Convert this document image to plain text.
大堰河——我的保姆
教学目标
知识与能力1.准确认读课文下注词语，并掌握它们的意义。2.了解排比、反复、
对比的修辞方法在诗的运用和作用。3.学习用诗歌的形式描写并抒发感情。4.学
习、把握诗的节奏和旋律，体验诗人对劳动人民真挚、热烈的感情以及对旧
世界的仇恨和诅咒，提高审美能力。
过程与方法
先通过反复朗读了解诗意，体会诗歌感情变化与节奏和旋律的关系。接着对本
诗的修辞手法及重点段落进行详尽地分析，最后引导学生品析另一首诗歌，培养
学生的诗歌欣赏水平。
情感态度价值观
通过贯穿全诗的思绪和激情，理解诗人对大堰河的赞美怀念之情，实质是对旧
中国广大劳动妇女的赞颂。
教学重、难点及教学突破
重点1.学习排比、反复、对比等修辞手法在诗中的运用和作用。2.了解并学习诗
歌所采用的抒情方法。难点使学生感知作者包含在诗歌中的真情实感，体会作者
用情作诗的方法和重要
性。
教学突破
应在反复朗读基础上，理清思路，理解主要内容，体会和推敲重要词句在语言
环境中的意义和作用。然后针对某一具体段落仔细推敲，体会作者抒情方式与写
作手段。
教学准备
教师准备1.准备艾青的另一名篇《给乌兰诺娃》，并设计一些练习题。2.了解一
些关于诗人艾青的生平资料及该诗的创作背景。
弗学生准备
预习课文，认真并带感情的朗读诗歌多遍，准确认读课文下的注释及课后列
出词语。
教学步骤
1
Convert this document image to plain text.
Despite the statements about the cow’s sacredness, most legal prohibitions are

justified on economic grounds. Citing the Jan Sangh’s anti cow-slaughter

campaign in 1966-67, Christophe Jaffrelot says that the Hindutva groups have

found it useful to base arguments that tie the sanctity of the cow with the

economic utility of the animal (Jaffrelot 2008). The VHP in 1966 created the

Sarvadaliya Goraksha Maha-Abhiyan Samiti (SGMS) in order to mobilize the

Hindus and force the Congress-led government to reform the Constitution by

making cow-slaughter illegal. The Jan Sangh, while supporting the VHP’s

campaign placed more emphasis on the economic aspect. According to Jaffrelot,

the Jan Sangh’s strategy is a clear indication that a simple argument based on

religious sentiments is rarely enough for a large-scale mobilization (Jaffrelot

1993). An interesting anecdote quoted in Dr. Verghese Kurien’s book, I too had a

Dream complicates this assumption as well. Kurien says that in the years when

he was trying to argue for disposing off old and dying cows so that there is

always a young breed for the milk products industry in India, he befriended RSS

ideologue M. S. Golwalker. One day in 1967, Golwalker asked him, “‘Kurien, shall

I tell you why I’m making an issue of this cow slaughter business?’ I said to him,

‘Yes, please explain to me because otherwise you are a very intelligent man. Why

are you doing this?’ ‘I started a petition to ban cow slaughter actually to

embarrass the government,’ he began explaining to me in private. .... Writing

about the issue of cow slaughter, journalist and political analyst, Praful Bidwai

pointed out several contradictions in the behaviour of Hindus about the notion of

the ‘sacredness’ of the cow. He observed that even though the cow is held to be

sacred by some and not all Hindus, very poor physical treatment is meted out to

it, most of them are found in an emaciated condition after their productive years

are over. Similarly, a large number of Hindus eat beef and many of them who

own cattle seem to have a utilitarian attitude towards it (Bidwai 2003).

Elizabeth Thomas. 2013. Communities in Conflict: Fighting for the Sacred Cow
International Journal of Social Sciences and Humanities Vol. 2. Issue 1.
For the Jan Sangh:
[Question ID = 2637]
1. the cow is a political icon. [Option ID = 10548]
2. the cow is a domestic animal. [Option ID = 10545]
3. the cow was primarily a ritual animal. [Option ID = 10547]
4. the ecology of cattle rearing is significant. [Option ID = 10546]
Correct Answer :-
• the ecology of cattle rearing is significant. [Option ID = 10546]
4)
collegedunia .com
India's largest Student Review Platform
========================================
Exercise - Write the material out exactly, with nothing left out.

Response -
Convert this document image to plain text.
大堰河——我的保姆
教学目标
知识与能力1.准确认读课文下注词语，并掌握它们的意义。2.了解排比、反复、
对比的修辞方法在诗的运用和作用。3.学习用诗歌的形式描写并抒发感情。4.学
习、把握诗的节奏和旋律，体验诗人对劳动人民真挚、热烈的感情以及对旧
世界的仇恨和诅咒，提高审美能力。
过程与方法
先通过反复朗读了解诗意，体会诗歌感情变化与节奏和旋律的关系。接着对本
诗的修辞手法及重点段落进行详尽地分析，最后引导学生品析另一首诗歌，培养
学生的诗歌欣赏水平。
情感态度价值观
通过贯穿全诗的思绪和激情，理解诗人对大堰河的赞美怀念之情，实质是对旧
中国广大劳动妇女的赞颂。
教学重、难点及教学突破
重点1.学习排比、反复、对比等修辞手法在诗中的运用和作用。2.了解并学习诗
歌所采用的抒情方法。难点使学生感知作者包含在诗歌中的真情实感，体会作者
用情作诗的方法和重要
性。
教学突破
应在反复朗读基础上，理清思路，理解主要内容，体会和推敲重要词句在语言
环境中的意义和作用。然后针对某一具体段落仔细推敲，体会作者抒情方式与写
作手段。
教学准备
教师准备1.准备艾青的另一名篇《给乌兰诺娃》，并设计一些练习题。2.了解一
些关于诗人艾青的生平资料及该诗的创作背景。
弗学生准备
预习课文，认真并带感情的朗读诗歌多遍，准确认读课文下的注释及课后列
出词语。
教学步骤
1
Convert this document image to plain text.
Despite the statements about the cow’s sacredness, most legal prohibitions are

justified on economic grounds. Citing the Jan Sangh’s anti cow-slaughter

campaign in 1966-67, Christophe Jaffrelot says that the Hindutva groups have

found it useful to base arguments that tie the sanctity of the cow with the

economic utility of the animal (Jaffrelot 2008). The VHP in 1966 created the

Sarvadaliya Goraksha Maha-Abhiyan Samiti (SGMS) in order to mobilize the

Hindus and force the Congress-led government to reform the Constitution by

making cow-slaughter illegal. The Jan Sangh, while supporting the VHP’s

campaign placed more emphasis on the economic aspect. According to Jaffrelot,

the Jan Sangh’s strategy is a clear indication that a simple argument based on

religious sentiments is rarely enough for a large-scale mobilization (Jaffrelot

1993). An interesting anecdote quoted in Dr. Verghese Kurien’s book, I too had a

Dream complicates this assumption as well. Kurien says that in the years when

he was trying to argue for disposing off old and dying cows so that there is

always a young breed for the milk products industry in India, he befriended RSS

ideologue M. S. Golwalker. One day in 1967, Golwalker asked him, “‘Kurien, shall

I tell you why I’m making an issue of this cow slaughter business?’ I said to him,

‘Yes, please explain to me because otherwise you are a very intelligent man. Why

are you doing this?’ ‘I started a petition to ban cow slaughter actually to

embarrass the government,’ he began explaining to me in private. .... Writing

about the issue of cow slaughter, journalist and political analyst, Praful Bidwai

pointed out several contradictions in the behaviour of Hindus about the notion of

the ‘sacredness’ of the cow. He observed that even though the cow is held to be

sacred by some and not all Hindus, very poor physical treatment is meted out to

it, most of them are found in an emaciated condition after their productive years

are over. Similarly, a large number of Hindus eat beef and many of them who

own cattle seem to have a utilitarian attitude towards it (Bidwai 2003).

Elizabeth Thomas. 2013. Communities in Conflict: Fighting for the Sacred Cow
International Journal of Social Sciences and Humanities Vol. 2. Issue 1.
For the Jan Sangh:
[Question ID = 2637]
1. the cow is a political icon. [Option ID = 10548]
2. the cow is a domestic animal. [Option ID = 10545]
3. the cow was primarily a ritual animal. [Option ID = 10547]
4. the ecology of cattle rearing is significant. [Option ID = 10546]
Correct Answer :-
• the ecology of cattle rearing is significant. [Option ID = 10546]
4)
collegedunia .com
India's largest Student Review Platform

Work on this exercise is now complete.